> [THE TASK]: Rewrite the lines below as a numbered list, omitting any blank lines.
○ ○ ○ ○
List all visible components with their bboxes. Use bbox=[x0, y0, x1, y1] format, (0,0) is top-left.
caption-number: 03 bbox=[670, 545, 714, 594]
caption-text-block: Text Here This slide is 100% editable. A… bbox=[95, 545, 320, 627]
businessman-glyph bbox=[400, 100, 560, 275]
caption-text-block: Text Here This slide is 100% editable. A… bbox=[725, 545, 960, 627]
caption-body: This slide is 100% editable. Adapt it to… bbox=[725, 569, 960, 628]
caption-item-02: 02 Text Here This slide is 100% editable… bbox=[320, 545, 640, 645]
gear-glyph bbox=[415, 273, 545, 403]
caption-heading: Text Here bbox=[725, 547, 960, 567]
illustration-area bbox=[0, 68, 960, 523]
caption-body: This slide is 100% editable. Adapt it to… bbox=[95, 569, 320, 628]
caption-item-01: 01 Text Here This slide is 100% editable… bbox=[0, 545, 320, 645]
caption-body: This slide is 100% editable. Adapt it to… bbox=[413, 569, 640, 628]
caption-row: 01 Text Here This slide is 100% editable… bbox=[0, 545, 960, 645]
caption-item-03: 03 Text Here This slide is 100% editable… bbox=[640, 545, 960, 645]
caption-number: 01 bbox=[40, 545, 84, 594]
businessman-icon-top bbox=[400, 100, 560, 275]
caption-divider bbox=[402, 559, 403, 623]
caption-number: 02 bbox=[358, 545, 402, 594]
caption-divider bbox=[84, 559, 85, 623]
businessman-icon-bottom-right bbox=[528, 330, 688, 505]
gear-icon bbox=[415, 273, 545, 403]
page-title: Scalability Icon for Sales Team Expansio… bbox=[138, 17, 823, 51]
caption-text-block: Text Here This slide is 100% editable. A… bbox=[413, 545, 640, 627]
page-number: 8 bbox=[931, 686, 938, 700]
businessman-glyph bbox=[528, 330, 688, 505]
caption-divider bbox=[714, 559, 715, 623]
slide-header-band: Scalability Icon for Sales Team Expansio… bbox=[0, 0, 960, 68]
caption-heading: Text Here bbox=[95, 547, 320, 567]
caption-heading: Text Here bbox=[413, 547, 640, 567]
○ ○ ○ ○
> [RESPONSE TO THE EXERCISE]:
1. List all visible components with their bboxes. Use bbox=[x0, y0, x1, y1] format, (0,0) is top-left.
2. caption-number: 03 bbox=[670, 545, 714, 594]
3. caption-text-block: Text Here This slide is 100% editable. A… bbox=[95, 545, 320, 627]
4. businessman-glyph bbox=[400, 100, 560, 275]
5. caption-text-block: Text Here This slide is 100% editable. A… bbox=[725, 545, 960, 627]
6. caption-body: This slide is 100% editable. Adapt it to… bbox=[725, 569, 960, 628]
7. caption-item-02: 02 Text Here This slide is 100% editable… bbox=[320, 545, 640, 645]
8. gear-glyph bbox=[415, 273, 545, 403]
9. caption-heading: Text Here bbox=[725, 547, 960, 567]
10. illustration-area bbox=[0, 68, 960, 523]
11. caption-body: This slide is 100% editable. Adapt it to… bbox=[95, 569, 320, 628]
12. caption-item-01: 01 Text Here This slide is 100% editable… bbox=[0, 545, 320, 645]
13. caption-body: This slide is 100% editable. Adapt it to… bbox=[413, 569, 640, 628]
14. caption-row: 01 Text Here This slide is 100% editable… bbox=[0, 545, 960, 645]
15. caption-item-03: 03 Text Here This slide is 100% editable… bbox=[640, 545, 960, 645]
16. caption-number: 01 bbox=[40, 545, 84, 594]
17. businessman-icon-top bbox=[400, 100, 560, 275]
18. caption-divider bbox=[402, 559, 403, 623]
19. caption-number: 02 bbox=[358, 545, 402, 594]
20. caption-divider bbox=[84, 559, 85, 623]
21. businessman-icon-bottom-right bbox=[528, 330, 688, 505]
22. gear-icon bbox=[415, 273, 545, 403]
23. page-title: Scalability Icon for Sales Team Expansio… bbox=[138, 17, 823, 51]
24. caption-text-block: Text Here This slide is 100% editable. A… bbox=[413, 545, 640, 627]
25. page-number: 8 bbox=[931, 686, 938, 700]
26. businessman-glyph bbox=[528, 330, 688, 505]
27. caption-divider bbox=[714, 559, 715, 623]
28. slide-header-band: Scalability Icon for Sales Team Expansio… bbox=[0, 0, 960, 68]
29. caption-heading: Text Here bbox=[95, 547, 320, 567]
30. caption-heading: Text Here bbox=[413, 547, 640, 567]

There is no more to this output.